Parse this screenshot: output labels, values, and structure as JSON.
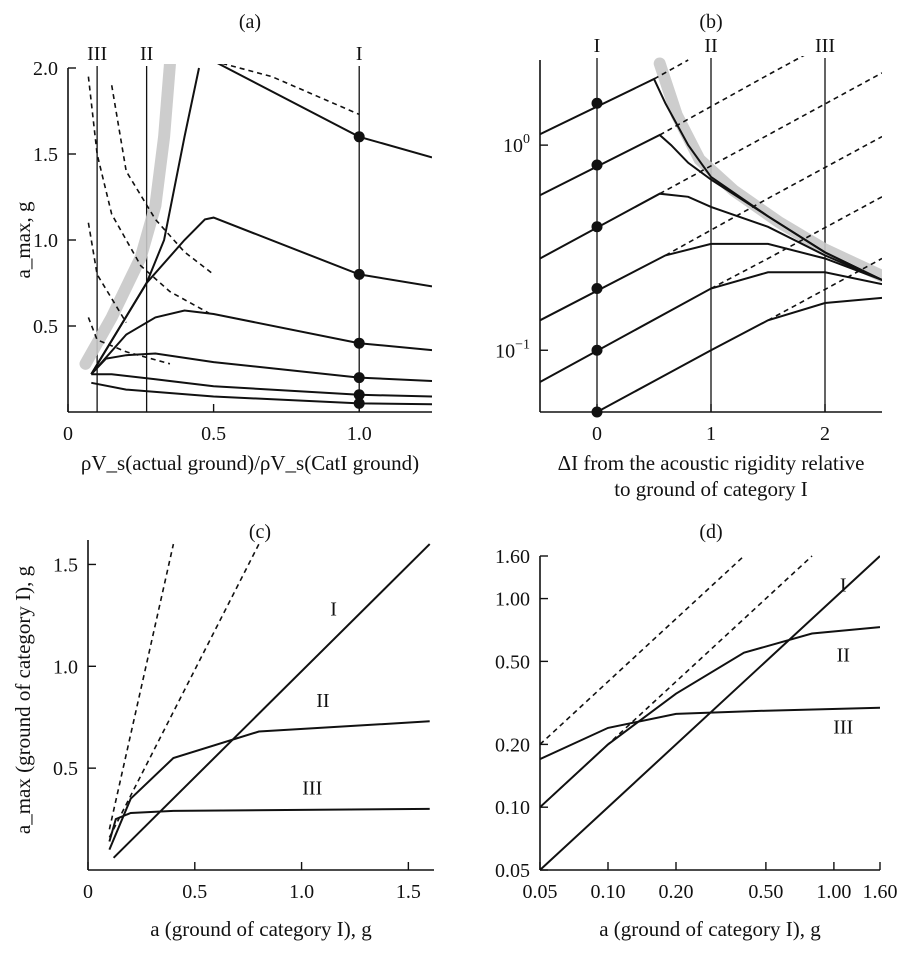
{
  "chart_data": [
    {
      "panel": "(a)",
      "type": "line",
      "xlabel": "ρV_s(actual ground)/ρV_s(CatI ground)",
      "ylabel": "a_max, g",
      "xlim": [
        0,
        1.25
      ],
      "ylim": [
        0,
        2.0
      ],
      "xticks": [
        "0",
        "0.5",
        "1.0"
      ],
      "yticks": [
        "0.5",
        "1.0",
        "1.5",
        "2.0"
      ],
      "category_lines": [
        {
          "label": "III",
          "x": 0.1
        },
        {
          "label": "II",
          "x": 0.27
        },
        {
          "label": "I",
          "x": 1.0
        }
      ],
      "series": [
        {
          "style": "solid",
          "points": [
            [
              0.5,
              2.04
            ],
            [
              1.0,
              1.6
            ],
            [
              1.25,
              1.48
            ]
          ]
        },
        {
          "style": "solid",
          "points": [
            [
              0.08,
              0.22
            ],
            [
              0.27,
              0.75
            ],
            [
              0.33,
              1.0
            ],
            [
              0.4,
              1.6
            ],
            [
              0.45,
              2.0
            ]
          ]
        },
        {
          "style": "solid",
          "points": [
            [
              0.08,
              0.22
            ],
            [
              0.27,
              0.75
            ],
            [
              0.4,
              1.0
            ],
            [
              0.47,
              1.12
            ],
            [
              0.5,
              1.13
            ],
            [
              1.0,
              0.8
            ],
            [
              1.25,
              0.73
            ]
          ]
        },
        {
          "style": "solid",
          "points": [
            [
              0.08,
              0.22
            ],
            [
              0.2,
              0.45
            ],
            [
              0.3,
              0.55
            ],
            [
              0.4,
              0.59
            ],
            [
              0.5,
              0.57
            ],
            [
              1.0,
              0.4
            ],
            [
              1.25,
              0.36
            ]
          ]
        },
        {
          "style": "solid",
          "points": [
            [
              0.08,
              0.22
            ],
            [
              0.13,
              0.31
            ],
            [
              0.2,
              0.33
            ],
            [
              0.3,
              0.34
            ],
            [
              0.5,
              0.29
            ],
            [
              1.0,
              0.2
            ],
            [
              1.25,
              0.18
            ]
          ]
        },
        {
          "style": "solid",
          "points": [
            [
              0.08,
              0.22
            ],
            [
              0.15,
              0.22
            ],
            [
              0.3,
              0.19
            ],
            [
              0.5,
              0.15
            ],
            [
              1.0,
              0.1
            ],
            [
              1.25,
              0.09
            ]
          ]
        },
        {
          "style": "solid",
          "points": [
            [
              0.08,
              0.17
            ],
            [
              0.2,
              0.13
            ],
            [
              0.5,
              0.09
            ],
            [
              1.0,
              0.05
            ],
            [
              1.25,
              0.045
            ]
          ]
        },
        {
          "style": "dashed",
          "points": [
            [
              0.5,
              2.04
            ],
            [
              0.7,
              1.95
            ],
            [
              1.0,
              1.73
            ]
          ]
        },
        {
          "style": "dashed",
          "points": [
            [
              0.07,
              1.95
            ],
            [
              0.1,
              1.5
            ],
            [
              0.15,
              1.15
            ],
            [
              0.25,
              0.85
            ],
            [
              0.35,
              0.7
            ],
            [
              0.5,
              0.56
            ]
          ]
        },
        {
          "style": "dashed",
          "points": [
            [
              0.07,
              1.1
            ],
            [
              0.1,
              0.8
            ],
            [
              0.2,
              0.52
            ]
          ]
        },
        {
          "style": "dashed",
          "points": [
            [
              0.15,
              1.9
            ],
            [
              0.2,
              1.4
            ],
            [
              0.3,
              1.12
            ],
            [
              0.4,
              0.93
            ],
            [
              0.5,
              0.8
            ]
          ]
        },
        {
          "style": "dashed",
          "points": [
            [
              0.07,
              0.55
            ],
            [
              0.1,
              0.42
            ],
            [
              0.2,
              0.35
            ],
            [
              0.35,
              0.28
            ]
          ]
        }
      ],
      "markers": [
        [
          1.0,
          1.6
        ],
        [
          1.0,
          0.8
        ],
        [
          1.0,
          0.4
        ],
        [
          1.0,
          0.2
        ],
        [
          1.0,
          0.1
        ],
        [
          1.0,
          0.05
        ]
      ]
    },
    {
      "panel": "(b)",
      "type": "line",
      "xlabel": "ΔI from the acoustic rigidity relative",
      "xlabel2": "to ground of category I",
      "ylabel": "",
      "yscale": "log",
      "xlim": [
        -0.5,
        2.5
      ],
      "ylim": [
        0.05,
        2.6
      ],
      "xticks": [
        "0",
        "1",
        "2"
      ],
      "yticks": [
        "10^0",
        "10^-1"
      ],
      "category_lines": [
        {
          "label": "I",
          "x": 0
        },
        {
          "label": "II",
          "x": 1
        },
        {
          "label": "III",
          "x": 2
        }
      ],
      "series": [
        {
          "style": "solid",
          "points": [
            [
              -0.5,
              1.13
            ],
            [
              0.5,
              2.1
            ],
            [
              0.6,
              1.6
            ],
            [
              0.8,
              1.0
            ],
            [
              1.0,
              0.7
            ],
            [
              1.5,
              0.45
            ],
            [
              2.0,
              0.3
            ],
            [
              2.5,
              0.22
            ]
          ]
        },
        {
          "style": "solid",
          "points": [
            [
              -0.5,
              0.57
            ],
            [
              0.55,
              1.12
            ],
            [
              0.65,
              1.0
            ],
            [
              0.8,
              0.82
            ],
            [
              1.0,
              0.68
            ],
            [
              1.5,
              0.45
            ],
            [
              2.0,
              0.3
            ],
            [
              2.5,
              0.22
            ]
          ]
        },
        {
          "style": "solid",
          "points": [
            [
              -0.5,
              0.28
            ],
            [
              0.55,
              0.58
            ],
            [
              0.8,
              0.56
            ],
            [
              1.0,
              0.5
            ],
            [
              1.5,
              0.4
            ],
            [
              2.0,
              0.29
            ],
            [
              2.5,
              0.22
            ]
          ]
        },
        {
          "style": "solid",
          "points": [
            [
              -0.5,
              0.14
            ],
            [
              0.6,
              0.29
            ],
            [
              1.0,
              0.33
            ],
            [
              1.5,
              0.33
            ],
            [
              2.0,
              0.28
            ],
            [
              2.5,
              0.22
            ]
          ]
        },
        {
          "style": "solid",
          "points": [
            [
              -0.5,
              0.07
            ],
            [
              1.0,
              0.2
            ],
            [
              1.5,
              0.24
            ],
            [
              2.0,
              0.24
            ],
            [
              2.5,
              0.21
            ]
          ]
        },
        {
          "style": "solid",
          "points": [
            [
              0.0,
              0.05
            ],
            [
              1.0,
              0.1
            ],
            [
              1.5,
              0.14
            ],
            [
              2.0,
              0.17
            ],
            [
              2.5,
              0.18
            ]
          ]
        },
        {
          "style": "dashed",
          "points": [
            [
              0.5,
              2.1
            ],
            [
              0.8,
              2.6
            ]
          ]
        },
        {
          "style": "dashed",
          "points": [
            [
              0.55,
              1.12
            ],
            [
              1.5,
              2.2
            ],
            [
              2.5,
              4.4
            ]
          ]
        },
        {
          "style": "dashed",
          "points": [
            [
              0.55,
              0.58
            ],
            [
              1.5,
              1.12
            ],
            [
              2.5,
              2.25
            ]
          ]
        },
        {
          "style": "dashed",
          "points": [
            [
              0.6,
              0.29
            ],
            [
              1.5,
              0.55
            ],
            [
              2.5,
              1.1
            ]
          ]
        },
        {
          "style": "dashed",
          "points": [
            [
              1.0,
              0.2
            ],
            [
              1.5,
              0.28
            ],
            [
              2.5,
              0.56
            ]
          ]
        },
        {
          "style": "dashed",
          "points": [
            [
              1.5,
              0.14
            ],
            [
              2.5,
              0.28
            ]
          ]
        }
      ],
      "markers": [
        [
          0,
          1.6
        ],
        [
          0,
          0.8
        ],
        [
          0,
          0.4
        ],
        [
          0,
          0.2
        ],
        [
          0,
          0.1
        ],
        [
          0,
          0.05
        ]
      ]
    },
    {
      "panel": "(c)",
      "type": "line",
      "xlabel": "a (ground of category I), g",
      "ylabel": "a_max (ground of category I), g",
      "xlim": [
        0,
        1.62
      ],
      "ylim": [
        0,
        1.62
      ],
      "xticks": [
        "0",
        "0.5",
        "1.0",
        "1.5"
      ],
      "yticks": [
        "0.5",
        "1.0",
        "1.5"
      ],
      "series": [
        {
          "name": "I",
          "style": "solid",
          "points": [
            [
              0.12,
              0.06
            ],
            [
              1.6,
              1.6
            ]
          ]
        },
        {
          "name": "II",
          "style": "solid",
          "points": [
            [
              0.1,
              0.1
            ],
            [
              0.2,
              0.35
            ],
            [
              0.4,
              0.55
            ],
            [
              0.8,
              0.68
            ],
            [
              1.6,
              0.73
            ]
          ]
        },
        {
          "name": "III",
          "style": "solid",
          "points": [
            [
              0.1,
              0.14
            ],
            [
              0.13,
              0.25
            ],
            [
              0.2,
              0.28
            ],
            [
              0.4,
              0.29
            ],
            [
              1.6,
              0.3
            ]
          ]
        },
        {
          "style": "dashed",
          "points": [
            [
              0.1,
              0.2
            ],
            [
              0.4,
              1.6
            ]
          ]
        },
        {
          "style": "dashed",
          "points": [
            [
              0.1,
              0.16
            ],
            [
              0.8,
              1.6
            ]
          ]
        }
      ]
    },
    {
      "panel": "(d)",
      "type": "line",
      "xlabel": "a (ground of category I), g",
      "ylabel": "",
      "xscale": "log",
      "yscale": "log",
      "xlim": [
        0.05,
        1.6
      ],
      "ylim": [
        0.05,
        1.6
      ],
      "xticks": [
        "0.05",
        "0.10",
        "0.20",
        "0.50",
        "1.00",
        "1.60"
      ],
      "yticks": [
        "0.05",
        "0.10",
        "0.20",
        "0.50",
        "1.00",
        "1.60"
      ],
      "series": [
        {
          "name": "I",
          "style": "solid",
          "points": [
            [
              0.05,
              0.05
            ],
            [
              1.6,
              1.6
            ]
          ]
        },
        {
          "name": "II",
          "style": "solid",
          "points": [
            [
              0.05,
              0.1
            ],
            [
              0.1,
              0.2
            ],
            [
              0.2,
              0.35
            ],
            [
              0.4,
              0.55
            ],
            [
              0.8,
              0.68
            ],
            [
              1.6,
              0.73
            ]
          ]
        },
        {
          "name": "III",
          "style": "solid",
          "points": [
            [
              0.05,
              0.17
            ],
            [
              0.1,
              0.24
            ],
            [
              0.2,
              0.28
            ],
            [
              0.5,
              0.29
            ],
            [
              1.6,
              0.3
            ]
          ]
        },
        {
          "style": "dashed",
          "points": [
            [
              0.05,
              0.2
            ],
            [
              0.4,
              1.6
            ]
          ]
        },
        {
          "style": "dashed",
          "points": [
            [
              0.05,
              0.1
            ],
            [
              0.8,
              1.6
            ]
          ]
        }
      ]
    }
  ]
}
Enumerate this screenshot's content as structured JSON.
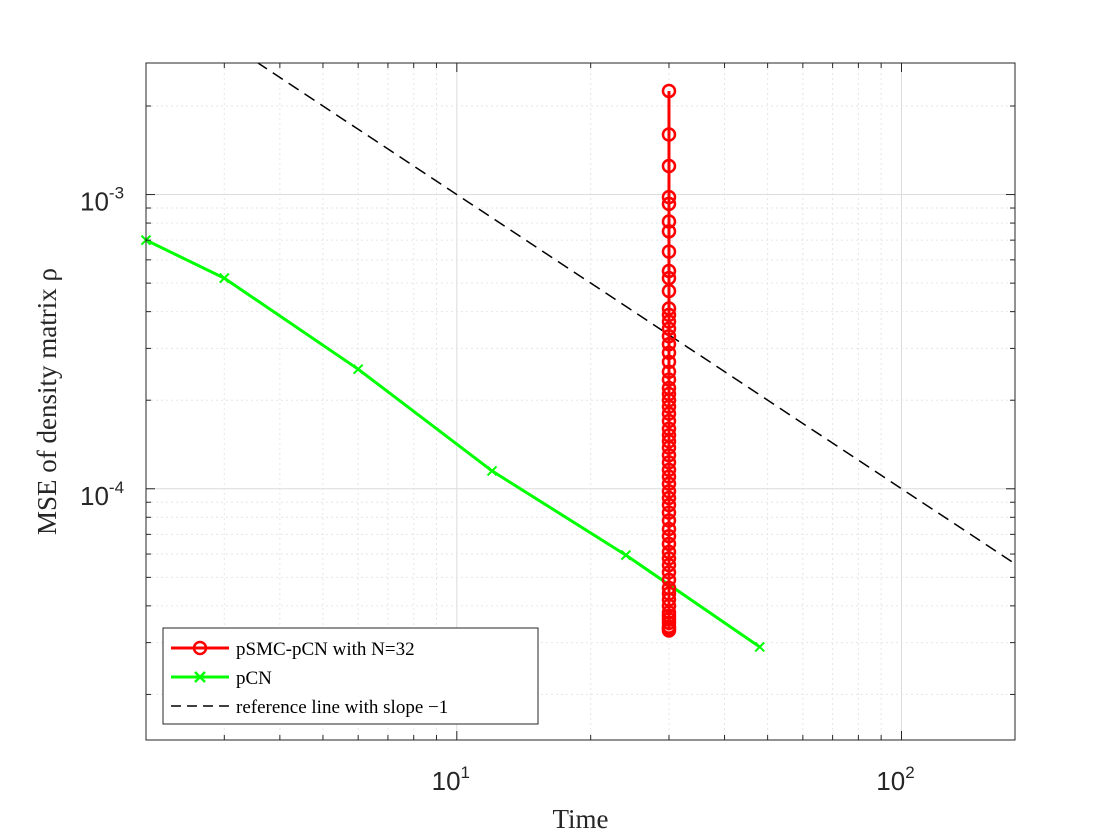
{
  "chart_data": {
    "type": "line",
    "title": "",
    "xlabel": "Time",
    "ylabel": "MSE of density matrix ρ",
    "xscale": "log",
    "yscale": "log",
    "xlim": [
      2,
      180
    ],
    "ylim": [
      1.4e-05,
      0.0028
    ],
    "grid": true,
    "minor_grid": true,
    "legend_position": "bottom-left",
    "x_ticks": [
      {
        "value": 10,
        "base": "10",
        "exp": "1"
      },
      {
        "value": 100,
        "base": "10",
        "exp": "2"
      }
    ],
    "y_ticks": [
      {
        "value": 0.001,
        "base": "10",
        "exp": "-3"
      },
      {
        "value": 0.0001,
        "base": "10",
        "exp": "-4"
      }
    ],
    "series": [
      {
        "name": "pSMC-pCN with N=32",
        "color": "#ff0000",
        "marker": "circle",
        "x": [
          30,
          30,
          30,
          30,
          30,
          30,
          30,
          30,
          30,
          30,
          30,
          30,
          30,
          30,
          30,
          30,
          30,
          30,
          30,
          30,
          30,
          30,
          30,
          30,
          30,
          30,
          30,
          30,
          30,
          30,
          30,
          30,
          30,
          30,
          30,
          30,
          30,
          30,
          30,
          30,
          30,
          30,
          30,
          30,
          30,
          30,
          30,
          30,
          30,
          30,
          30,
          30,
          30,
          30,
          30,
          30,
          30,
          30,
          30,
          30
        ],
        "y": [
          0.00225,
          0.0016,
          0.00125,
          0.00098,
          0.00093,
          0.00081,
          0.00075,
          0.00064,
          0.00055,
          0.00052,
          0.00047,
          0.00041,
          0.00039,
          0.00037,
          0.00035,
          0.00033,
          0.00031,
          0.00029,
          0.00027,
          0.00025,
          0.000235,
          0.00022,
          0.00021,
          0.0002,
          0.00019,
          0.00018,
          0.00017,
          0.00016,
          0.000152,
          0.000145,
          0.000138,
          0.00013,
          0.000123,
          0.000116,
          0.00011,
          0.000104,
          9.8e-05,
          9.3e-05,
          8.8e-05,
          8.3e-05,
          7.8e-05,
          7.3e-05,
          6.9e-05,
          6.5e-05,
          6.1e-05,
          5.8e-05,
          5.5e-05,
          5.2e-05,
          4.9e-05,
          4.6e-05,
          4.4e-05,
          4.2e-05,
          4e-05,
          3.8e-05,
          3.7e-05,
          3.6e-05,
          3.5e-05,
          3.4e-05,
          3.35e-05,
          3.3e-05
        ]
      },
      {
        "name": "pCN",
        "color": "#00ff00",
        "marker": "x",
        "x": [
          2,
          3,
          6,
          12,
          24,
          48
        ],
        "y": [
          0.0007,
          0.00052,
          0.000255,
          0.000115,
          5.95e-05,
          2.9e-05
        ]
      },
      {
        "name": "reference line with slope −1",
        "color": "#000000",
        "marker": "none",
        "dash": "dashed",
        "x": [
          2,
          180
        ],
        "y": [
          0.005,
          5.56e-05
        ]
      }
    ]
  }
}
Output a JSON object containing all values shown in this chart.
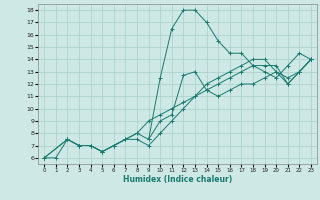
{
  "xlabel": "Humidex (Indice chaleur)",
  "bg_color": "#cde8e5",
  "line_color": "#1a7a6e",
  "grid_color": "#aacfcc",
  "xlim": [
    -0.5,
    23.5
  ],
  "ylim": [
    5.5,
    18.5
  ],
  "xticks": [
    0,
    1,
    2,
    3,
    4,
    5,
    6,
    7,
    8,
    9,
    10,
    11,
    12,
    13,
    14,
    15,
    16,
    17,
    18,
    19,
    20,
    21,
    22,
    23
  ],
  "yticks": [
    6,
    7,
    8,
    9,
    10,
    11,
    12,
    13,
    14,
    15,
    16,
    17,
    18
  ],
  "series": [
    {
      "x": [
        0,
        1,
        2,
        3,
        4,
        5,
        6,
        7,
        8,
        9,
        10,
        11,
        12,
        13,
        14,
        15,
        16,
        17,
        18,
        19,
        20,
        21,
        22,
        23
      ],
      "y": [
        6,
        6,
        7.5,
        7,
        7,
        6.5,
        7,
        7.5,
        8,
        7.5,
        12.5,
        16.5,
        18,
        18,
        17,
        15.5,
        14.5,
        14.5,
        13.5,
        13,
        12.5,
        13.5,
        14.5,
        14
      ]
    },
    {
      "x": [
        0,
        2,
        3,
        4,
        5,
        6,
        7,
        8,
        9,
        10,
        11,
        12,
        13,
        14,
        15,
        16,
        17,
        18,
        19,
        20,
        21,
        22,
        23
      ],
      "y": [
        6,
        7.5,
        7,
        7,
        6.5,
        7,
        7.5,
        7.5,
        7,
        8,
        9,
        10,
        11,
        12,
        12.5,
        13,
        13.5,
        14,
        14,
        13,
        12,
        13,
        14
      ]
    },
    {
      "x": [
        0,
        2,
        3,
        4,
        5,
        6,
        7,
        8,
        9,
        10,
        11,
        12,
        13,
        14,
        15,
        16,
        17,
        18,
        19,
        20,
        21,
        22,
        23
      ],
      "y": [
        6,
        7.5,
        7,
        7,
        6.5,
        7,
        7.5,
        8,
        9,
        9.5,
        10,
        10.5,
        11,
        11.5,
        12,
        12.5,
        13,
        13.5,
        13.5,
        13.5,
        12,
        13,
        14
      ]
    },
    {
      "x": [
        9,
        10,
        11,
        12,
        13,
        14,
        15,
        16,
        17,
        18,
        19,
        20,
        21,
        22,
        23
      ],
      "y": [
        7.5,
        9,
        9.5,
        12.7,
        13,
        11.5,
        11,
        11.5,
        12,
        12,
        12.5,
        13,
        12.5,
        13,
        14
      ]
    }
  ]
}
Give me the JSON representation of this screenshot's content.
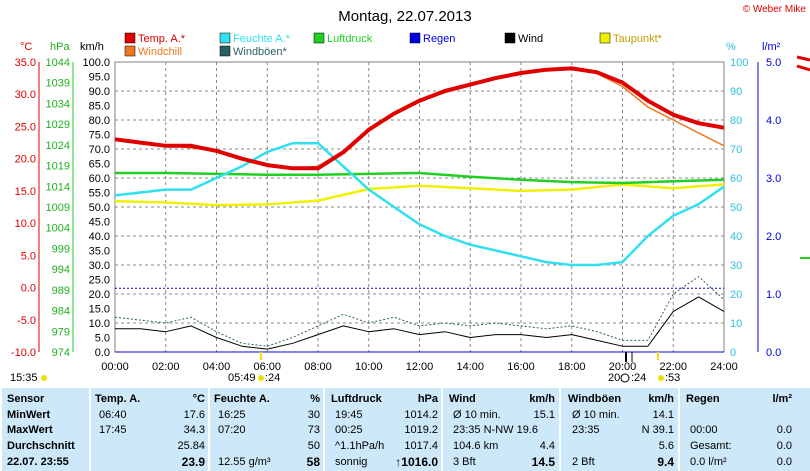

* * * *

**AIM**
For the listing above, identify each line bearing "values".

**SOLUTION BELOW**
Parse this screenshot: output labels, values, and structure as JSON.
Output a JSON object containing all values shown in this chart.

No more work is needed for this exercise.